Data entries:
-=-=-=-=-
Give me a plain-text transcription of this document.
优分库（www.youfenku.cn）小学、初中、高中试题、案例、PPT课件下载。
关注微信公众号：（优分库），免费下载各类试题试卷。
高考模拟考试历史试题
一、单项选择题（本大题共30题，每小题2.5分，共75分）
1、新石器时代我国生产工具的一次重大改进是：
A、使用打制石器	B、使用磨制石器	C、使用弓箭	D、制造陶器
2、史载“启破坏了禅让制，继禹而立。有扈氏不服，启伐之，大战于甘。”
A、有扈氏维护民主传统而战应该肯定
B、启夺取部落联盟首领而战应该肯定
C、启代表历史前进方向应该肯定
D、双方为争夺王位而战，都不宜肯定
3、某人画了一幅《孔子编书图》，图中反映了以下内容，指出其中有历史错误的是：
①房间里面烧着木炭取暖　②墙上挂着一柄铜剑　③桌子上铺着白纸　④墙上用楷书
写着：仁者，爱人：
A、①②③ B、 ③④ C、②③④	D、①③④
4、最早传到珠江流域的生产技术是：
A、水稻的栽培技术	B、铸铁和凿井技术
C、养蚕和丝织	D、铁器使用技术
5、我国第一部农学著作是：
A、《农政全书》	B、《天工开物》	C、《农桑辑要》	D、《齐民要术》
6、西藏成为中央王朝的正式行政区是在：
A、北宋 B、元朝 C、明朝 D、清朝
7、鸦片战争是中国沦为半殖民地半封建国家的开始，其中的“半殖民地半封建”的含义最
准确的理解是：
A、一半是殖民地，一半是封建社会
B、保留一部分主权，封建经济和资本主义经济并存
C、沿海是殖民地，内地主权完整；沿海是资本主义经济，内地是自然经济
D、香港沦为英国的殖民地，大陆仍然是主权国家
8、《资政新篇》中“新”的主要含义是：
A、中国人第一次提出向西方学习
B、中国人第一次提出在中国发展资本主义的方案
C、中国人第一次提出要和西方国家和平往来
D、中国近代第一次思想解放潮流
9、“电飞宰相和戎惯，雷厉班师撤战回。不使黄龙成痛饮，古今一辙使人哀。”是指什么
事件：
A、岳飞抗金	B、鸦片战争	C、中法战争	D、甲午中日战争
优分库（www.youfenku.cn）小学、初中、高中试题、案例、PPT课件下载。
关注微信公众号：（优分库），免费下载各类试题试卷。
-=-=-=-=-
WORK TO BE COMPLETED
Each of the records should be retyped exactly.

RESPONSE TO THE EXERCISE
Give me a plain-text transcription of this document.
优分库（www.youfenku.cn）小学、初中、高中试题、案例、PPT课件下载。
关注微信公众号：（优分库），免费下载各类试题试卷。
高考模拟考试历史试题
一、单项选择题（本大题共30题，每小题2.5分，共75分）
1、新石器时代我国生产工具的一次重大改进是：
A、使用打制石器	B、使用磨制石器	C、使用弓箭	D、制造陶器
2、史载“启破坏了禅让制，继禹而立。有扈氏不服，启伐之，大战于甘。”
A、有扈氏维护民主传统而战应该肯定
B、启夺取部落联盟首领而战应该肯定
C、启代表历史前进方向应该肯定
D、双方为争夺王位而战，都不宜肯定
3、某人画了一幅《孔子编书图》，图中反映了以下内容，指出其中有历史错误的是：
①房间里面烧着木炭取暖　②墙上挂着一柄铜剑　③桌子上铺着白纸　④墙上用楷书
写着：仁者，爱人：
A、①②③ B、 ③④ C、②③④	D、①③④
4、最早传到珠江流域的生产技术是：
A、水稻的栽培技术	B、铸铁和凿井技术
C、养蚕和丝织	D、铁器使用技术
5、我国第一部农学著作是：
A、《农政全书》	B、《天工开物》	C、《农桑辑要》	D、《齐民要术》
6、西藏成为中央王朝的正式行政区是在：
A、北宋 B、元朝 C、明朝 D、清朝
7、鸦片战争是中国沦为半殖民地半封建国家的开始，其中的“半殖民地半封建”的含义最
准确的理解是：
A、一半是殖民地，一半是封建社会
B、保留一部分主权，封建经济和资本主义经济并存
C、沿海是殖民地，内地主权完整；沿海是资本主义经济，内地是自然经济
D、香港沦为英国的殖民地，大陆仍然是主权国家
8、《资政新篇》中“新”的主要含义是：
A、中国人第一次提出向西方学习
B、中国人第一次提出在中国发展资本主义的方案
C、中国人第一次提出要和西方国家和平往来
D、中国近代第一次思想解放潮流
9、“电飞宰相和戎惯，雷厉班师撤战回。不使黄龙成痛饮，古今一辙使人哀。”是指什么
事件：
A、岳飞抗金	B、鸦片战争	C、中法战争	D、甲午中日战争
优分库（www.youfenku.cn）小学、初中、高中试题、案例、PPT课件下载。
关注微信公众号：（优分库），免费下载各类试题试卷。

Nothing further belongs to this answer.